-- Task statement --
Pull out every line below containing the word "JSON".

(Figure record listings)
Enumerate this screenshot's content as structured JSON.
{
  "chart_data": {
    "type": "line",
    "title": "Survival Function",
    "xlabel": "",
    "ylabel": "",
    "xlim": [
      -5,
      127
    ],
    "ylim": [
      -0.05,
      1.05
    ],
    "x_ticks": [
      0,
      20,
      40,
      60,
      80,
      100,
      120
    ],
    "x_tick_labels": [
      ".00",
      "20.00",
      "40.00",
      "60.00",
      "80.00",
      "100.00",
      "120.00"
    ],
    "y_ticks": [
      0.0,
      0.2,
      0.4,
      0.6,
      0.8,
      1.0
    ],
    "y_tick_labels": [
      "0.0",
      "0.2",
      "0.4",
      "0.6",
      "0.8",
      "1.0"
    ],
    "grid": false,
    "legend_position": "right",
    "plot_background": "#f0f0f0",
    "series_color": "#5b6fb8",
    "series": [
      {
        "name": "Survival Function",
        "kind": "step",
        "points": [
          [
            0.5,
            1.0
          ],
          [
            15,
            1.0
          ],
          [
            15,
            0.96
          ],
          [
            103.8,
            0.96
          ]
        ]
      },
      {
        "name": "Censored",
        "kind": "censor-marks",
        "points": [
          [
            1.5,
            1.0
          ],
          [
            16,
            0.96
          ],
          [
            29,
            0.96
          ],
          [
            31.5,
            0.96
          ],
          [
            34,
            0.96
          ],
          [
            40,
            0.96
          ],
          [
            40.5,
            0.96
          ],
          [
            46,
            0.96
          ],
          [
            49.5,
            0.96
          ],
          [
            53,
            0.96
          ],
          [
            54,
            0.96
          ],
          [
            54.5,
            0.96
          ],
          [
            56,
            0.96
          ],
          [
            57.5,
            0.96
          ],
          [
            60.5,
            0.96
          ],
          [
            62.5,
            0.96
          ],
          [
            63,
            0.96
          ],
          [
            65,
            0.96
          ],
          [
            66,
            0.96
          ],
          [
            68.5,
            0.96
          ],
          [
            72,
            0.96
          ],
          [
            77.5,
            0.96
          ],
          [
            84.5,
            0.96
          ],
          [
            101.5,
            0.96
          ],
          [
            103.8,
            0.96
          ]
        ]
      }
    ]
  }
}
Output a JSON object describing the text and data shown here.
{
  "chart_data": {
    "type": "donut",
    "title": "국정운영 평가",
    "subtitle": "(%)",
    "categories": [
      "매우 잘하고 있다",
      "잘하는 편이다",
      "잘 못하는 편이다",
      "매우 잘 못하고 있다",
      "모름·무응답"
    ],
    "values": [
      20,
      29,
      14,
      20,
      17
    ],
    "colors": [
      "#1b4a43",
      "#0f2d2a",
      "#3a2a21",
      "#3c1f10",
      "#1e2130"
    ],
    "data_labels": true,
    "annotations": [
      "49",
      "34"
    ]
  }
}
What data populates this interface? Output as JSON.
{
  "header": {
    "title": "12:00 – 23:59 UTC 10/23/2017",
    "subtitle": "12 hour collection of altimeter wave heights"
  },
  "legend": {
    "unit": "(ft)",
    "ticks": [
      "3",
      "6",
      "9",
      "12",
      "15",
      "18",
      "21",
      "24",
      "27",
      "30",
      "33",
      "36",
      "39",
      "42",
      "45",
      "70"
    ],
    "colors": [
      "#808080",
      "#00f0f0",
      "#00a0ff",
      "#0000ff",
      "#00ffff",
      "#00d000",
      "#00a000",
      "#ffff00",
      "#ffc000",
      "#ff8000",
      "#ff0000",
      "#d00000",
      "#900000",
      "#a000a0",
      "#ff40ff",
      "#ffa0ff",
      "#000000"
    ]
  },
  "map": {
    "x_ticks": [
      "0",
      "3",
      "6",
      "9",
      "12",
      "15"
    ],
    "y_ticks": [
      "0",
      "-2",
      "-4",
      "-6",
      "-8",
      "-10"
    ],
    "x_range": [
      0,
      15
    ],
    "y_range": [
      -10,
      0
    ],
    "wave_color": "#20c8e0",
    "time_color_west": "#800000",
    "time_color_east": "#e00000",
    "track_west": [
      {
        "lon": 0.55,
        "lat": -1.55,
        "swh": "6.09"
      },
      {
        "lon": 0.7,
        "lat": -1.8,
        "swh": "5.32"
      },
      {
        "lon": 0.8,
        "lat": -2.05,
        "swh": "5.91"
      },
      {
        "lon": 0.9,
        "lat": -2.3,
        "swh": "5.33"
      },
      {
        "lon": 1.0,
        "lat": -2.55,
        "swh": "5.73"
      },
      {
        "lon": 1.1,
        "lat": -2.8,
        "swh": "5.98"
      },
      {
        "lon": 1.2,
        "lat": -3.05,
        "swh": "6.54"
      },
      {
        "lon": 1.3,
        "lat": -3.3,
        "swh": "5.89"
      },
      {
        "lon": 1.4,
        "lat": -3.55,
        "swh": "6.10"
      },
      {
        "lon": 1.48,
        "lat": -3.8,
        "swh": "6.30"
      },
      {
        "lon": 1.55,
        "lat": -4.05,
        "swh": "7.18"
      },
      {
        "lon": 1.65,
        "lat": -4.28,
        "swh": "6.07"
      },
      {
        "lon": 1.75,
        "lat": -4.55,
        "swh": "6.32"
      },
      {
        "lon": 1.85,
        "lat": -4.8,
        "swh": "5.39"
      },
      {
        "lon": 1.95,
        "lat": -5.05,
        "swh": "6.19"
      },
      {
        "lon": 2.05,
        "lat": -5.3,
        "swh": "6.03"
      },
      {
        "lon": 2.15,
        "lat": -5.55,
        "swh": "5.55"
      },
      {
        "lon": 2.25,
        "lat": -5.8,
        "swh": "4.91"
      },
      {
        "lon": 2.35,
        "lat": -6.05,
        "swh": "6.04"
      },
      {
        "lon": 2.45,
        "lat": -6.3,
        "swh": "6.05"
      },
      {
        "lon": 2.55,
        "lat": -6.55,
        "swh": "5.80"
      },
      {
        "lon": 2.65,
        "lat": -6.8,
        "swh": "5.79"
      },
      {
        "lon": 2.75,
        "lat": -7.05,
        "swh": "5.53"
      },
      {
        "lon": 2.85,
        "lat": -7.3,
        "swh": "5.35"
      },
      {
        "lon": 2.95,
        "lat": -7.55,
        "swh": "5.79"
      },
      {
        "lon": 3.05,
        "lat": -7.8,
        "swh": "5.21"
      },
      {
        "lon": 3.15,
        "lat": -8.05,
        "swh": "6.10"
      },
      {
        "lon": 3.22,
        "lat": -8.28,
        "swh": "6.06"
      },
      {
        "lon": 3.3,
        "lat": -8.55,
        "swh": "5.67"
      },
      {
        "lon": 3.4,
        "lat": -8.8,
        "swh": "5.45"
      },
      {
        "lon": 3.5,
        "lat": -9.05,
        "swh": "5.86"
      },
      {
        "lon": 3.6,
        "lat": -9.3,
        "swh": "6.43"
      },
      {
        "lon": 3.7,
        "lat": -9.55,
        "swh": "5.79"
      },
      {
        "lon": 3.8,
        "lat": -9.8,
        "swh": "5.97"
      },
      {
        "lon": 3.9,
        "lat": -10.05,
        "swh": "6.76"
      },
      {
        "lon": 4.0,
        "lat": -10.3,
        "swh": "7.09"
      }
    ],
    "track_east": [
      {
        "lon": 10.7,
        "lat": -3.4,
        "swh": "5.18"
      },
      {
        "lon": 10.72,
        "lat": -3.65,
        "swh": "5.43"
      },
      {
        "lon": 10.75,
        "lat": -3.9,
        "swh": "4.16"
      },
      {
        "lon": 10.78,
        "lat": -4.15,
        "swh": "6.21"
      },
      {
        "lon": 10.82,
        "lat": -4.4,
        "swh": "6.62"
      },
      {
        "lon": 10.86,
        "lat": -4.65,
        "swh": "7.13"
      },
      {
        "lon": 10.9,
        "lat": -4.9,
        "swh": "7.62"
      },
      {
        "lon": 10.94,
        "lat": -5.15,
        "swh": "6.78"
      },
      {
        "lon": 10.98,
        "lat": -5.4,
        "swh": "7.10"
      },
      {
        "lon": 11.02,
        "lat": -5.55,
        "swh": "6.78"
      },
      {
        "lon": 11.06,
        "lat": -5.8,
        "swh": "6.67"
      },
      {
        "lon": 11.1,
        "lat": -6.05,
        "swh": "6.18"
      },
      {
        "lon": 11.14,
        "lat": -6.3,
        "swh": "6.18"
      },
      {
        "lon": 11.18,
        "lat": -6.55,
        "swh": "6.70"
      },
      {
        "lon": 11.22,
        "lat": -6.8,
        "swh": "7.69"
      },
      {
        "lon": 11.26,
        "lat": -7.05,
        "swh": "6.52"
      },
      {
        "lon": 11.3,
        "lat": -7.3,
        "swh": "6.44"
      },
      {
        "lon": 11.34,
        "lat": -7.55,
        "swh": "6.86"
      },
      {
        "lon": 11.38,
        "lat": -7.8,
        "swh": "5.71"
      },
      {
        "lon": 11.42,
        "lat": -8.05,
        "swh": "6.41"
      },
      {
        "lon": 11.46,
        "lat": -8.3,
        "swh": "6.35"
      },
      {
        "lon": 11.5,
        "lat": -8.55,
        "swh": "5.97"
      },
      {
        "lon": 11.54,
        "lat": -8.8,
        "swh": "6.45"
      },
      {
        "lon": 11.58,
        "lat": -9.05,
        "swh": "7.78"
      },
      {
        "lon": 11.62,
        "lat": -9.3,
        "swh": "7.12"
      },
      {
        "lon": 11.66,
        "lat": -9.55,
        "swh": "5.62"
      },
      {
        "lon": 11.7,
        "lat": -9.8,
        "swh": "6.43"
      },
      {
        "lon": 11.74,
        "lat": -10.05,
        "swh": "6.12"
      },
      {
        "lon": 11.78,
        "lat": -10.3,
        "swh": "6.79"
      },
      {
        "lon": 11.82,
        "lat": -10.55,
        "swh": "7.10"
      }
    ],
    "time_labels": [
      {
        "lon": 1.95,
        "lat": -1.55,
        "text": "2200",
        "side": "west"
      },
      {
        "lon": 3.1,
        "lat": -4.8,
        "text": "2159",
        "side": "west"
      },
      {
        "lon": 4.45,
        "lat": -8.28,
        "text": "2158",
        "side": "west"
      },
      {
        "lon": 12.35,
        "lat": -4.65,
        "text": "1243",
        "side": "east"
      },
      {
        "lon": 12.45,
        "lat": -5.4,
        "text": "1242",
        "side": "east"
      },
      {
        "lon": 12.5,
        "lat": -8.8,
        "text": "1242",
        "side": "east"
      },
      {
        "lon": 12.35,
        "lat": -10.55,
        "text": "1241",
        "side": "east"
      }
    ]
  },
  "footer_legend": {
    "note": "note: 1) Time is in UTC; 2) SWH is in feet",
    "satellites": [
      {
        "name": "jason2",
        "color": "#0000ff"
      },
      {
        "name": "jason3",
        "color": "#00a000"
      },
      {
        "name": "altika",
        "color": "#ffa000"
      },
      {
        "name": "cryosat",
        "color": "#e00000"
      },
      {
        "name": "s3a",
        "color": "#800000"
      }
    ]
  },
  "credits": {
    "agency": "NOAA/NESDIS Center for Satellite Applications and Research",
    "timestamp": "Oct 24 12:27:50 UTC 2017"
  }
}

-- Solution to the exercise --
Enumerate this screenshot's content as structured JSON.
Output a JSON object describing the text and data shown here.
What data populates this interface? Output as JSON.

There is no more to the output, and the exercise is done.